_DATASET RECORDS_
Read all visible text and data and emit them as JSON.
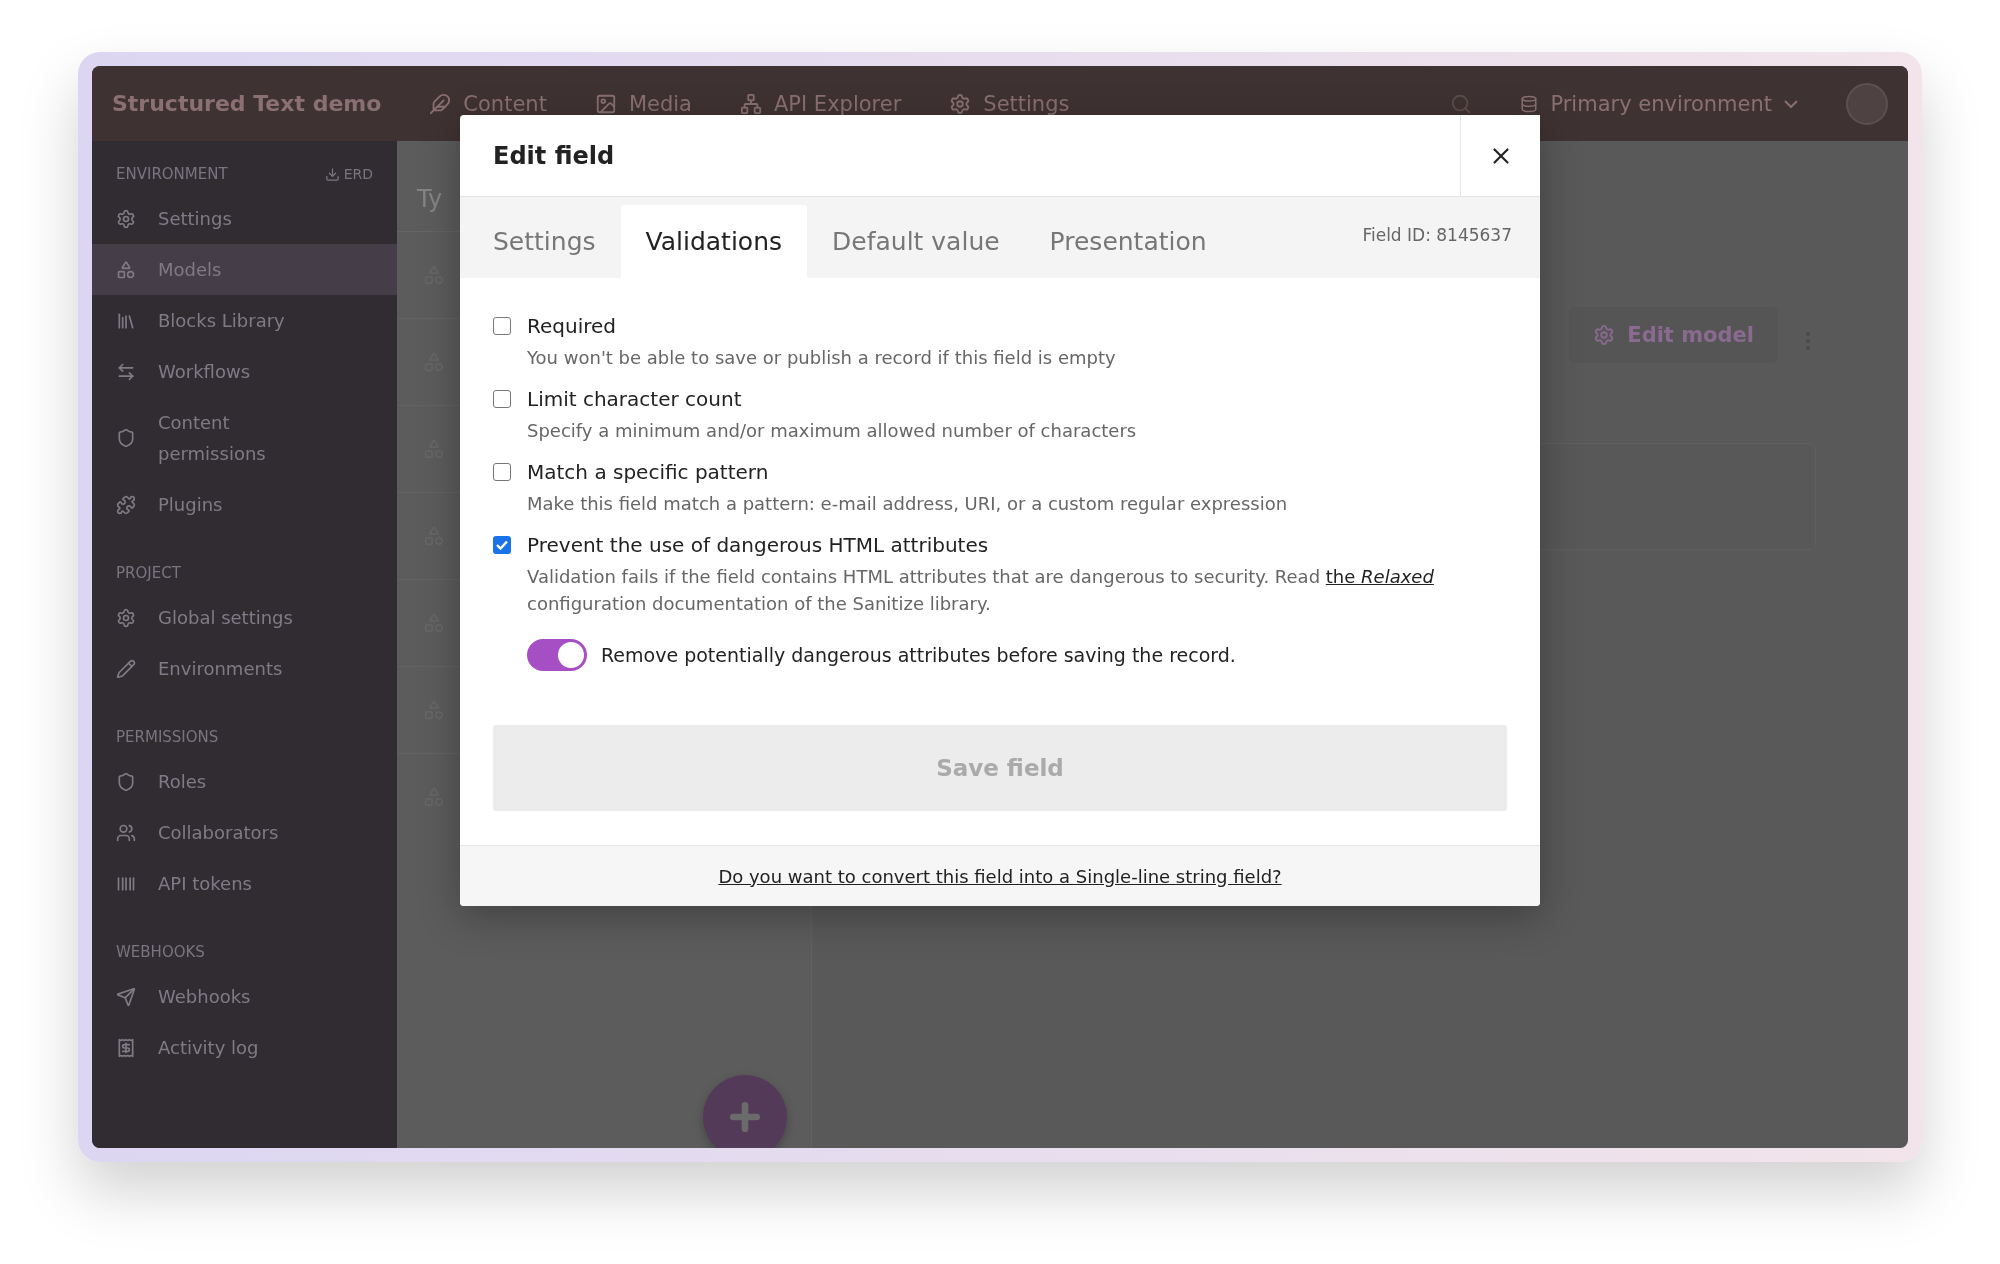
{
  "topbar": {
    "title": "Structured Text demo",
    "nav": [
      {
        "label": "Content"
      },
      {
        "label": "Media"
      },
      {
        "label": "API Explorer"
      },
      {
        "label": "Settings"
      }
    ],
    "environment": "Primary environment"
  },
  "sidebar": {
    "sections": [
      {
        "heading": "ENVIRONMENT",
        "action": "ERD",
        "items": [
          {
            "label": "Settings",
            "selected": false
          },
          {
            "label": "Models",
            "selected": true
          },
          {
            "label": "Blocks Library",
            "selected": false
          },
          {
            "label": "Workflows",
            "selected": false
          },
          {
            "label": "Content permissions",
            "selected": false
          },
          {
            "label": "Plugins",
            "selected": false
          }
        ]
      },
      {
        "heading": "PROJECT",
        "items": [
          {
            "label": "Global settings",
            "selected": false
          },
          {
            "label": "Environments",
            "selected": false
          }
        ]
      },
      {
        "heading": "PERMISSIONS",
        "items": [
          {
            "label": "Roles",
            "selected": false
          },
          {
            "label": "Collaborators",
            "selected": false
          },
          {
            "label": "API tokens",
            "selected": false
          }
        ]
      },
      {
        "heading": "WEBHOOKS",
        "items": [
          {
            "label": "Webhooks",
            "selected": false
          },
          {
            "label": "Activity log",
            "selected": false
          }
        ]
      }
    ]
  },
  "background": {
    "column_heading": "Ty",
    "edit_model": "Edit model"
  },
  "modal": {
    "title": "Edit field",
    "tabs": [
      {
        "label": "Settings",
        "selected": false
      },
      {
        "label": "Validations",
        "selected": true
      },
      {
        "label": "Default value",
        "selected": false
      },
      {
        "label": "Presentation",
        "selected": false
      }
    ],
    "field_id": "Field ID: 8145637",
    "validations": [
      {
        "label": "Required",
        "checked": false,
        "description": "You won't be able to save or publish a record if this field is empty"
      },
      {
        "label": "Limit character count",
        "checked": false,
        "description": "Specify a minimum and/or maximum allowed number of characters"
      },
      {
        "label": "Match a specific pattern",
        "checked": false,
        "description": "Make this field match a pattern: e-mail address, URI, or a custom regular expression"
      },
      {
        "label": "Prevent the use of dangerous HTML attributes",
        "checked": true,
        "description": "Validation fails if the field contains HTML attributes that are dangerous to security. Read",
        "link": "the *Relaxed*",
        "description_end": "configuration documentation of the Sanitize library.",
        "toggle": {
          "label": "Remove potentially dangerous attributes before saving the record.",
          "on": true
        }
      }
    ],
    "save_button": "Save field",
    "footer_link": "Do you want to convert this field into a Single-line string field?"
  }
}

_REQUIRED TASK_
Identify lines with the string "pattern". Copy each one.

_RESPONSE FOR THIS EXERCISE_
        "label": "Match a specific pattern",
        "description": "Make this field match a pattern: e-mail address, URI, or a custom regular expression"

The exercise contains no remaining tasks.